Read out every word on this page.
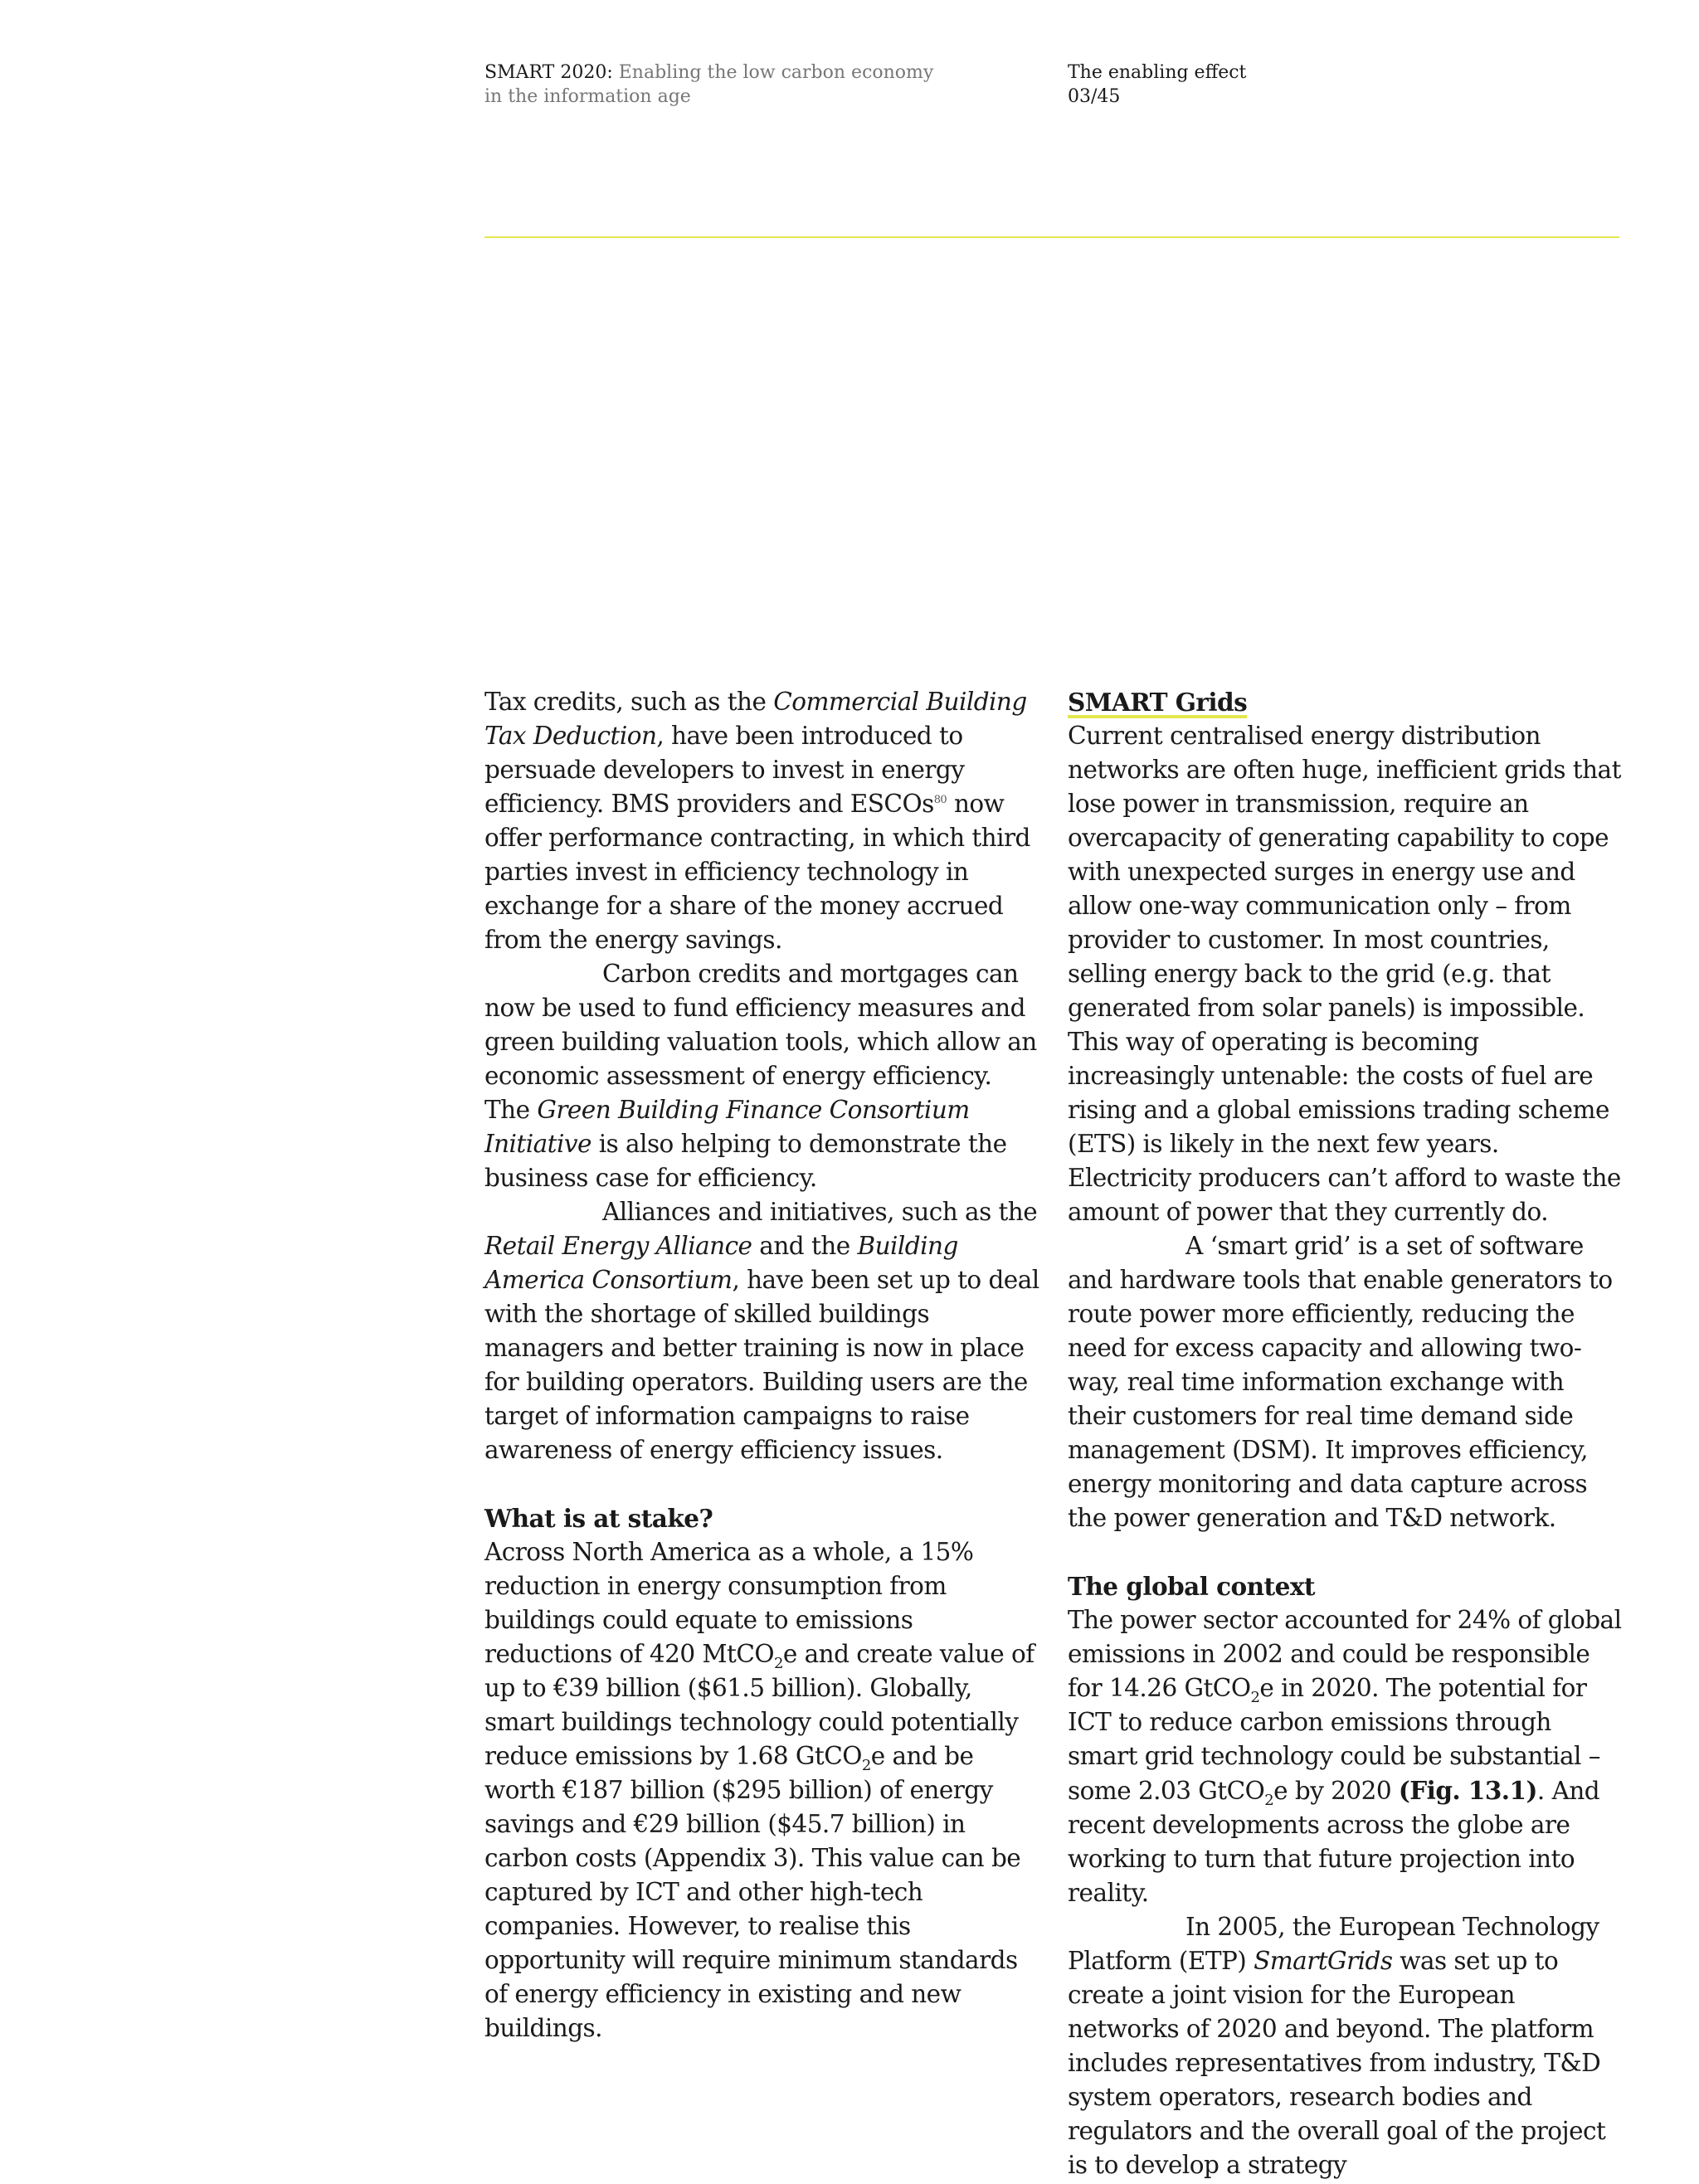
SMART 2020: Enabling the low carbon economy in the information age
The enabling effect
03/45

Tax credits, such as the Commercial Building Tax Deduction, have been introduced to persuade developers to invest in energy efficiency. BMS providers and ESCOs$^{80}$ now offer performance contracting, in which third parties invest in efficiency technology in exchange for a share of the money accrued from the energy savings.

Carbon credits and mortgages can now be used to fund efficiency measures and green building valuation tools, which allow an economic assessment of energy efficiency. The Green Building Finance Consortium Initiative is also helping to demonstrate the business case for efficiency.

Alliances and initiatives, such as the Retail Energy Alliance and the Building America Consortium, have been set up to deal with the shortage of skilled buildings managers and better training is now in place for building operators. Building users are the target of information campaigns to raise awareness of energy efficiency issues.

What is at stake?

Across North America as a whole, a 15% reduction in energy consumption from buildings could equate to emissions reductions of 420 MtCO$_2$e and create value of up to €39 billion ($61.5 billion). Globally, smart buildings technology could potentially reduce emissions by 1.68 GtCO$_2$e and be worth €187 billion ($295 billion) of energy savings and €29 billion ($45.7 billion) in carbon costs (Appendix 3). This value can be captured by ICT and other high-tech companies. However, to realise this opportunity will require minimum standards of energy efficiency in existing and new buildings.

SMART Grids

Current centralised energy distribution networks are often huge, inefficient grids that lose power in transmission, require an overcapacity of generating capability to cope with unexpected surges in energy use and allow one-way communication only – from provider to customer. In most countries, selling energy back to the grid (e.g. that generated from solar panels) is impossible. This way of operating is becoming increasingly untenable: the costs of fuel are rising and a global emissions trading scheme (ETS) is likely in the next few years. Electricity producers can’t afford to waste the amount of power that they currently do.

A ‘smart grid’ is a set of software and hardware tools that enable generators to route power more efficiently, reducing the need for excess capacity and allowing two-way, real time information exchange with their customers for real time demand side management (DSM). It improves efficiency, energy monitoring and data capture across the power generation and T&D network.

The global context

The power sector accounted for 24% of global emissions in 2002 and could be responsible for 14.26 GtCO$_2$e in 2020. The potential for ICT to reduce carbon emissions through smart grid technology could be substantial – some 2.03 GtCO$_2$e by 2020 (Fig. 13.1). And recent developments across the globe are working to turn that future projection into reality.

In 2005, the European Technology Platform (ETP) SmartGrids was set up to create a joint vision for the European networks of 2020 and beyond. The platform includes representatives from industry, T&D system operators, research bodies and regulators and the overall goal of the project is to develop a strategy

=== Task brief ===
Transcribe the full listing character for character. Pictures are excluded.

=== Output of the exercise ===
Read out every word on this page.
SMART 2020: Enabling the low carbon economy in the information age
The enabling effect
03/45

Tax credits, such as the Commercial Building Tax Deduction, have been introduced to persuade developers to invest in energy efficiency. BMS providers and ESCOs$^{80}$ now offer performance contracting, in which third parties invest in efficiency technology in exchange for a share of the money accrued from the energy savings.

Carbon credits and mortgages can now be used to fund efficiency measures and green building valuation tools, which allow an economic assessment of energy efficiency. The Green Building Finance Consortium Initiative is also helping to demonstrate the business case for efficiency.

Alliances and initiatives, such as the Retail Energy Alliance and the Building America Consortium, have been set up to deal with the shortage of skilled buildings managers and better training is now in place for building operators. Building users are the target of information campaigns to raise awareness of energy efficiency issues.

What is at stake?

Across North America as a whole, a 15% reduction in energy consumption from buildings could equate to emissions reductions of 420 MtCO$_2$e and create value of up to €39 billion ($61.5 billion). Globally, smart buildings technology could potentially reduce emissions by 1.68 GtCO$_2$e and be worth €187 billion ($295 billion) of energy savings and €29 billion ($45.7 billion) in carbon costs (Appendix 3). This value can be captured by ICT and other high-tech companies. However, to realise this opportunity will require minimum standards of energy efficiency in existing and new buildings.

SMART Grids

Current centralised energy distribution networks are often huge, inefficient grids that lose power in transmission, require an overcapacity of generating capability to cope with unexpected surges in energy use and allow one-way communication only – from provider to customer. In most countries, selling energy back to the grid (e.g. that generated from solar panels) is impossible. This way of operating is becoming increasingly untenable: the costs of fuel are rising and a global emissions trading scheme (ETS) is likely in the next few years. Electricity producers can’t afford to waste the amount of power that they currently do.

A ‘smart grid’ is a set of software and hardware tools that enable generators to route power more efficiently, reducing the need for excess capacity and allowing two-way, real time information exchange with their customers for real time demand side management (DSM). It improves efficiency, energy monitoring and data capture across the power generation and T&D network.

The global context

The power sector accounted for 24% of global emissions in 2002 and could be responsible for 14.26 GtCO$_2$e in 2020. The potential for ICT to reduce carbon emissions through smart grid technology could be substantial – some 2.03 GtCO$_2$e by 2020 (Fig. 13.1). And recent developments across the globe are working to turn that future projection into reality.

In 2005, the European Technology Platform (ETP) SmartGrids was set up to create a joint vision for the European networks of 2020 and beyond. The platform includes representatives from industry, T&D system operators, research bodies and regulators and the overall goal of the project is to develop a strategy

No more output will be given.